++++ Page extract

EPO and other dialysis-related drugs that meet the following conditions:
(1)
The EPO and other dialysis-related drugs are furnished in or by an ESRD facility. For purposes of this paragraph, “EPO and other dialysis-related drugs” means certain outpatient prescription drugs that are required for the efficacy of dialysis and identified as eligible for this exception on the List of CPT/HCPCS Codes; and “furnished” means that the EPO or dialysis-related drugs are administered to a patient in the ESRD facility or, in the case of EPO or Aranesp (or equivalent drug identified on the List of CPT/HCPCS Codes) only, are dispensed by the ESRD facility for use at home.
(2)
The arrangement for the furnishing of the EPO and other dialysis-related drugs does not violate the anti-kickback statute ( section 1128B(b) of the Act).
(3)
All billing and claims submission for the EPO and other dialysis-related drugs does not violate any Federal or State law or regulation governing billing or claims submission.
(4)
The exception set forth in this paragraph does not apply to any financial relationship between the referring physician and any entity other than the ESRD facility that furnishes the EPO and other dialysis-related drugs to the patient.
(h) Preventive screening tests, immunizations, and vaccines.
Preventive screening tests, immunizations, and vaccines that meet the following conditions:
(1)

++++++++

▶ _Problem requirements_
In the regulation excerpt, copy the part from the words "The EPO and other dialysis-related drugs are" through the words "of the Act).", and swap "anti-kickback statute" for "kickback prohibition".

++++ Extracted entries

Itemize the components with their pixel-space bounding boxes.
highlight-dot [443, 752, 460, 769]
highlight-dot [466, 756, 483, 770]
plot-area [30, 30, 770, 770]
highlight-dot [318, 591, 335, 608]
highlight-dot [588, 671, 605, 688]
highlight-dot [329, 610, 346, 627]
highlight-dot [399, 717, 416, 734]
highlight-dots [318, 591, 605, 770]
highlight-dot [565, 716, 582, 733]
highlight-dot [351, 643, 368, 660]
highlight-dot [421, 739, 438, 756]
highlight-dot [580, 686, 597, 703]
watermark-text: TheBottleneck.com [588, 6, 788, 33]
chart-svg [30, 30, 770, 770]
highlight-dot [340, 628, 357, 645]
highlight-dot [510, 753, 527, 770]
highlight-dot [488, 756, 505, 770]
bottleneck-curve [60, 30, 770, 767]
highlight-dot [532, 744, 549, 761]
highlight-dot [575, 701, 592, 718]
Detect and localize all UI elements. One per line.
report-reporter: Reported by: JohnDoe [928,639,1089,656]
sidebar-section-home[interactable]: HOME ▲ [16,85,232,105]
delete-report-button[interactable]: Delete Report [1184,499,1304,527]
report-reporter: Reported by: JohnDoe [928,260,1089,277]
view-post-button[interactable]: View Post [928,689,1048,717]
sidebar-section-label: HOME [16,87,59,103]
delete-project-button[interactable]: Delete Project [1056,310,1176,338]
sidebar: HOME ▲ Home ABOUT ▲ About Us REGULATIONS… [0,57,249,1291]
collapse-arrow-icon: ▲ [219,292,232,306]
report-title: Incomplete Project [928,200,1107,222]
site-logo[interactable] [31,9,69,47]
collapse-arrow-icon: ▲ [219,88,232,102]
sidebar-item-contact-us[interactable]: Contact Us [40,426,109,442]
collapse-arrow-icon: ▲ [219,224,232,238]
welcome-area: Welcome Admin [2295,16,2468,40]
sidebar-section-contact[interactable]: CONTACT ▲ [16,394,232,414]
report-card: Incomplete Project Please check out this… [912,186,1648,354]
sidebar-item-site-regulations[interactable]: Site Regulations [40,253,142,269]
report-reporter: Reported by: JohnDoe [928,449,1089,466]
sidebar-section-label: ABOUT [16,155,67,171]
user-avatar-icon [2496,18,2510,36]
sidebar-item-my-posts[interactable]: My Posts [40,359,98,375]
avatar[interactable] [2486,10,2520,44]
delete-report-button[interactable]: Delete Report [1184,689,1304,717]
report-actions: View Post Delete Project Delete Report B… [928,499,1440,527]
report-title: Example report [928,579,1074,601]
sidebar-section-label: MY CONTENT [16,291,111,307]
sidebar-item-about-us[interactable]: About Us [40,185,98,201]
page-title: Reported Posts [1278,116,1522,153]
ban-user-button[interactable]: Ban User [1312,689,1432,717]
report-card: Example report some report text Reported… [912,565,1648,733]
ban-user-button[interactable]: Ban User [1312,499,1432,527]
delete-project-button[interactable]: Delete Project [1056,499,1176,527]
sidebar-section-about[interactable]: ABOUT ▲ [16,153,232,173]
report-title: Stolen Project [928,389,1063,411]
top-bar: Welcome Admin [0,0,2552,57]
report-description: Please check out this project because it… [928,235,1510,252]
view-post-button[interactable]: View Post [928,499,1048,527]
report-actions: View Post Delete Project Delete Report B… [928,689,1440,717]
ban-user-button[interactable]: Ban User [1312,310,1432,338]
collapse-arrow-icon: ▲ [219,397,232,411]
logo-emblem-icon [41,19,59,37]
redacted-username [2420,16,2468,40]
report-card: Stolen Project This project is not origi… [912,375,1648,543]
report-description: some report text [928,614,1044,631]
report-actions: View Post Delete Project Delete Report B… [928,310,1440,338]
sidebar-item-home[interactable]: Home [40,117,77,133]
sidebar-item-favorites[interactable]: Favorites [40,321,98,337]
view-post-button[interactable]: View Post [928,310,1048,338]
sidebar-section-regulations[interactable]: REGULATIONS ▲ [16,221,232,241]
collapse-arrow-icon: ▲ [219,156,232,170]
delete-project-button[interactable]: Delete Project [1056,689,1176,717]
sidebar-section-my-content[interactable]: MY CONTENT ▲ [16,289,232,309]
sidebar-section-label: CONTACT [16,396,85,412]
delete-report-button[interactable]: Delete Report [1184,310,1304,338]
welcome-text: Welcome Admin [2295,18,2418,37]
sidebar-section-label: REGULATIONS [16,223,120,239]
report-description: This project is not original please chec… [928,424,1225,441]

++++++++

▶ _The answer_
The EPO and other dialysis-related drugs are furnished in or by an ESRD facility. For purposes of this paragraph, “EPO and other dialysis-related drugs” means certain outpatient prescription drugs that are required for the efficacy of dialysis and identified as eligible for this exception on the List of CPT/HCPCS Codes; and “furnished” means that the EPO or dialysis-related drugs are administered to a patient in the ESRD facility or, in the case of EPO or Aranesp (or equivalent drug identified on the List of CPT/HCPCS Codes) only, are dispensed by the ESRD facility for use at home.
(2)
The arrangement for the furnishing of the EPO and other dialysis-related drugs does not violate the kickback prohibition ( section 1128B(b) of the Act).